### EXERCISE DIRECTIONS
Return, verbatim, the lines of the data starting with the line containing "map-type-dropdown[interactable]: 표준 지도" and continuing through the line containing "elevation-value: 817 xyxy=(500,14,535,35)", with both of those lines included.

## start SUPPLIED DATA

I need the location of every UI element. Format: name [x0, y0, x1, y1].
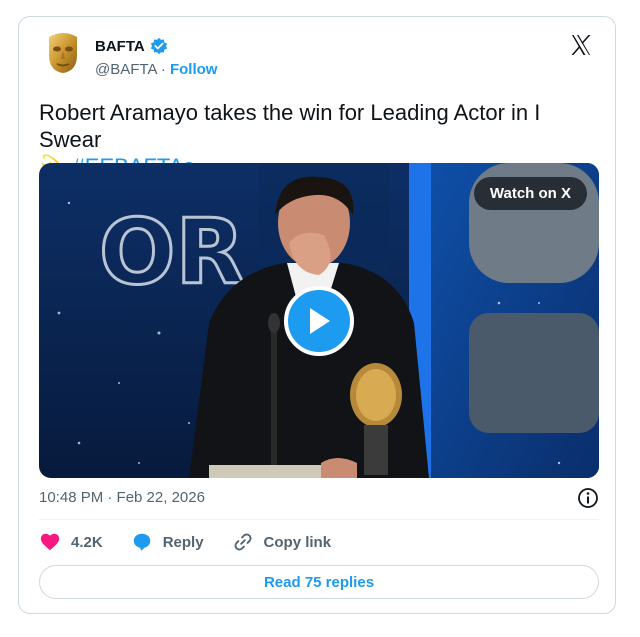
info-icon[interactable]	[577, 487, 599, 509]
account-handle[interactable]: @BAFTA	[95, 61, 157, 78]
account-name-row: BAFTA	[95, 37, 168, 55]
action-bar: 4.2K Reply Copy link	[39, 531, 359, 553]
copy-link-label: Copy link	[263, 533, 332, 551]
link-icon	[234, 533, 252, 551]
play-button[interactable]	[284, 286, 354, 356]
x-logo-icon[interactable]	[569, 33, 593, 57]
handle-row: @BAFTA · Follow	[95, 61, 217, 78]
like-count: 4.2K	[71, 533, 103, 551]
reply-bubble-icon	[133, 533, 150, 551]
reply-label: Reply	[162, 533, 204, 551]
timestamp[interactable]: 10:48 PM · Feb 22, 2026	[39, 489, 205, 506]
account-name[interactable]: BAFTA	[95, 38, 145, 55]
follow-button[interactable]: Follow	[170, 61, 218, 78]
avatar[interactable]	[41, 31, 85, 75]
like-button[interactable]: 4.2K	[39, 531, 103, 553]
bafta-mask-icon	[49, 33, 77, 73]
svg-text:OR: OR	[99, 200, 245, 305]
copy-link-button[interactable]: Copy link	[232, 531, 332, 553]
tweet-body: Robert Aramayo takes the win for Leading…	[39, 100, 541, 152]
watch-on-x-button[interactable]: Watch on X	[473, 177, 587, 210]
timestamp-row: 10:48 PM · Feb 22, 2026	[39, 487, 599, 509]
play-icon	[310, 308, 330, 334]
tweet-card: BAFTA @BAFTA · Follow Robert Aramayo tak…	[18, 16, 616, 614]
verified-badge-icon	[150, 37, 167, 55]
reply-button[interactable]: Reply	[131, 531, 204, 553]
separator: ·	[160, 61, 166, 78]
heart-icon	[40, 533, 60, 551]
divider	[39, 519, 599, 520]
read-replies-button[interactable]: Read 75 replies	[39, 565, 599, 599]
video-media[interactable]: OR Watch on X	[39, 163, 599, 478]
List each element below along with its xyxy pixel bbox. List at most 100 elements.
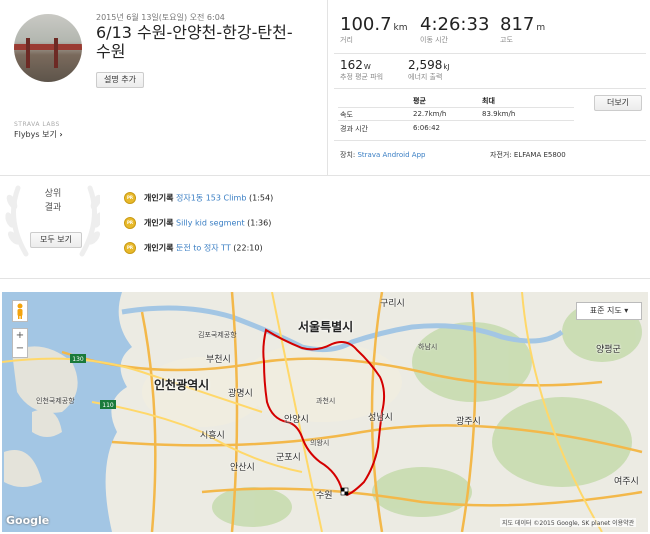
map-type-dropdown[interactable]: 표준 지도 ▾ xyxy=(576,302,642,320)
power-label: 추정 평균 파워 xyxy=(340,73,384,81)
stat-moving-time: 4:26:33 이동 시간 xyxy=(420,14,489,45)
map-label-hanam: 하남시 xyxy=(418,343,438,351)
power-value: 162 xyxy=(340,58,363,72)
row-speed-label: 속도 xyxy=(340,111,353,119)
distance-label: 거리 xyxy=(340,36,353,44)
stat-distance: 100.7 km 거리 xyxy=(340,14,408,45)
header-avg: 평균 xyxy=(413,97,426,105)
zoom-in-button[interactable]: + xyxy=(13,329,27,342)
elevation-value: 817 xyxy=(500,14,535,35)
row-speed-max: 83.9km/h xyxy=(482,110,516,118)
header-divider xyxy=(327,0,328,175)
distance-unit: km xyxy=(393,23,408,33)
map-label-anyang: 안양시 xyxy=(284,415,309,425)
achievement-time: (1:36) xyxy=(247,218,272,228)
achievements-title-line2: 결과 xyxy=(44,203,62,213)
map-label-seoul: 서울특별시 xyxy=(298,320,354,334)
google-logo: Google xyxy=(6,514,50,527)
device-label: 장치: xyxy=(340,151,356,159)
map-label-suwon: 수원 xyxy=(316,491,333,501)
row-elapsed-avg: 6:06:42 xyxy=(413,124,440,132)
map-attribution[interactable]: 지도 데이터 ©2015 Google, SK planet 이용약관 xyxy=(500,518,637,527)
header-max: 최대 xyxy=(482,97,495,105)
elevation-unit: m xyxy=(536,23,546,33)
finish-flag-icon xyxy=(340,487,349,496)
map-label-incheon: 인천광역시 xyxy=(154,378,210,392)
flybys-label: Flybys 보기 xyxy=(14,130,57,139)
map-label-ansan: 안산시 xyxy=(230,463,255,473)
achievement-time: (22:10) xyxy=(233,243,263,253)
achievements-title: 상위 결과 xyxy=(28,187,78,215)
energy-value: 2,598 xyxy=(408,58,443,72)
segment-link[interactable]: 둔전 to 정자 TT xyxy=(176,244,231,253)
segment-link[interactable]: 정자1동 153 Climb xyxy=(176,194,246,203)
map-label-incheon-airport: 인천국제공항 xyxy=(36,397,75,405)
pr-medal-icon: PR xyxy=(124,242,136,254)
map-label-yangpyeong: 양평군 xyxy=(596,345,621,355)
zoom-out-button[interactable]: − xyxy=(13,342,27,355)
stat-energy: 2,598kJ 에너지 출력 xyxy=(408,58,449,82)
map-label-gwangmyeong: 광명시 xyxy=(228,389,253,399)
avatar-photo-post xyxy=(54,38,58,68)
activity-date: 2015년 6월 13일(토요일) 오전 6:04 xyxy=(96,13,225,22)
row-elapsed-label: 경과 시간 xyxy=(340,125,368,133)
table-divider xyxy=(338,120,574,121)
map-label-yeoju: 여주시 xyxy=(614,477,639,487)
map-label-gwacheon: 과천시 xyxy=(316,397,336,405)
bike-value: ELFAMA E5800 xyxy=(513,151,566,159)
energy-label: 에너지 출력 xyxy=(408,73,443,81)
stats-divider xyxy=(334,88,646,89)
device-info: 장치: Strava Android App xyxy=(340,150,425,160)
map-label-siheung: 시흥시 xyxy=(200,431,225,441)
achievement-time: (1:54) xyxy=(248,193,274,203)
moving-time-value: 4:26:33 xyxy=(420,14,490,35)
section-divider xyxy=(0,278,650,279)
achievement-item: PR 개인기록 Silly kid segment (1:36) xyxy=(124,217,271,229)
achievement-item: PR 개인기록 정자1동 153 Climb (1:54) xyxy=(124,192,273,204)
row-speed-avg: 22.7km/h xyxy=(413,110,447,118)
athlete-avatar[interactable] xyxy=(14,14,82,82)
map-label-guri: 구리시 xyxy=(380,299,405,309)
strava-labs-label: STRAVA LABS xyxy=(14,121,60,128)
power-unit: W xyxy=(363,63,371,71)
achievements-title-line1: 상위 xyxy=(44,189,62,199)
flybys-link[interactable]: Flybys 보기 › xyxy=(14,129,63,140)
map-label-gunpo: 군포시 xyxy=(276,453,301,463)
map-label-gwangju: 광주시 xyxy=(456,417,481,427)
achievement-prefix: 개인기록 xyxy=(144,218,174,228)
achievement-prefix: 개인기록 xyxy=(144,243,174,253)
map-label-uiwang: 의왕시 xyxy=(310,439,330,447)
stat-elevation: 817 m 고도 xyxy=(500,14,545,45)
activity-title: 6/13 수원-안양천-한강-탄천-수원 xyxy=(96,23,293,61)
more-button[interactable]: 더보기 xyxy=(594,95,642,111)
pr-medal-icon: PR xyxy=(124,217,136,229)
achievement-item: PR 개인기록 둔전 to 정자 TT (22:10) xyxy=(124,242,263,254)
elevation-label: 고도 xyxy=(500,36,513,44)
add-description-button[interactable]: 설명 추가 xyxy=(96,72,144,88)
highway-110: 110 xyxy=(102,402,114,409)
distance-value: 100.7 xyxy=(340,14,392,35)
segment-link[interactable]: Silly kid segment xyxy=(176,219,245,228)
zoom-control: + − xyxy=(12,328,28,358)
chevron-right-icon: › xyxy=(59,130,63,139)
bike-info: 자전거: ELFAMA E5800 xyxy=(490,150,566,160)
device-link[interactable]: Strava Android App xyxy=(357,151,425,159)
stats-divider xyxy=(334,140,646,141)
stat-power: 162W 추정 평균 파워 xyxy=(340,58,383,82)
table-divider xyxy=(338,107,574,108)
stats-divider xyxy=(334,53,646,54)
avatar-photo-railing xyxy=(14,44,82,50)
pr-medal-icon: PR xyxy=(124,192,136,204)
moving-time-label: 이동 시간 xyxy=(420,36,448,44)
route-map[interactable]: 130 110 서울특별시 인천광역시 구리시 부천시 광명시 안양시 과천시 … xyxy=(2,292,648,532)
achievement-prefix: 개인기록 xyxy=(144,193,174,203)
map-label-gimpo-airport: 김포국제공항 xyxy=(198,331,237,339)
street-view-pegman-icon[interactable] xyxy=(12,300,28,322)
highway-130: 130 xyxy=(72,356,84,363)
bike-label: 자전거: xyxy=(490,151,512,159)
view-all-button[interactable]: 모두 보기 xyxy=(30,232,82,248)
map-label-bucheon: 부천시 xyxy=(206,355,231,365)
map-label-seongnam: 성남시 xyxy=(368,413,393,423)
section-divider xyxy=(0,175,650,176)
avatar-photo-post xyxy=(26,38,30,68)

## end SUPPLIED DATA

### ANSWER TO THE PROBLEM
map-type-dropdown[interactable]: 표준 지도 ▾ xyxy=(576,302,642,320)
power-label: 추정 평균 파워 xyxy=(340,73,384,81)
stat-moving-time: 4:26:33 이동 시간 xyxy=(420,14,489,45)
map-label-hanam: 하남시 xyxy=(418,343,438,351)
power-value: 162 xyxy=(340,58,363,72)
row-speed-label: 속도 xyxy=(340,111,353,119)
distance-label: 거리 xyxy=(340,36,353,44)
stat-distance: 100.7 km 거리 xyxy=(340,14,408,45)
header-avg: 평균 xyxy=(413,97,426,105)
zoom-in-button[interactable]: + xyxy=(13,329,27,342)
elevation-value: 817 xyxy=(500,14,535,35)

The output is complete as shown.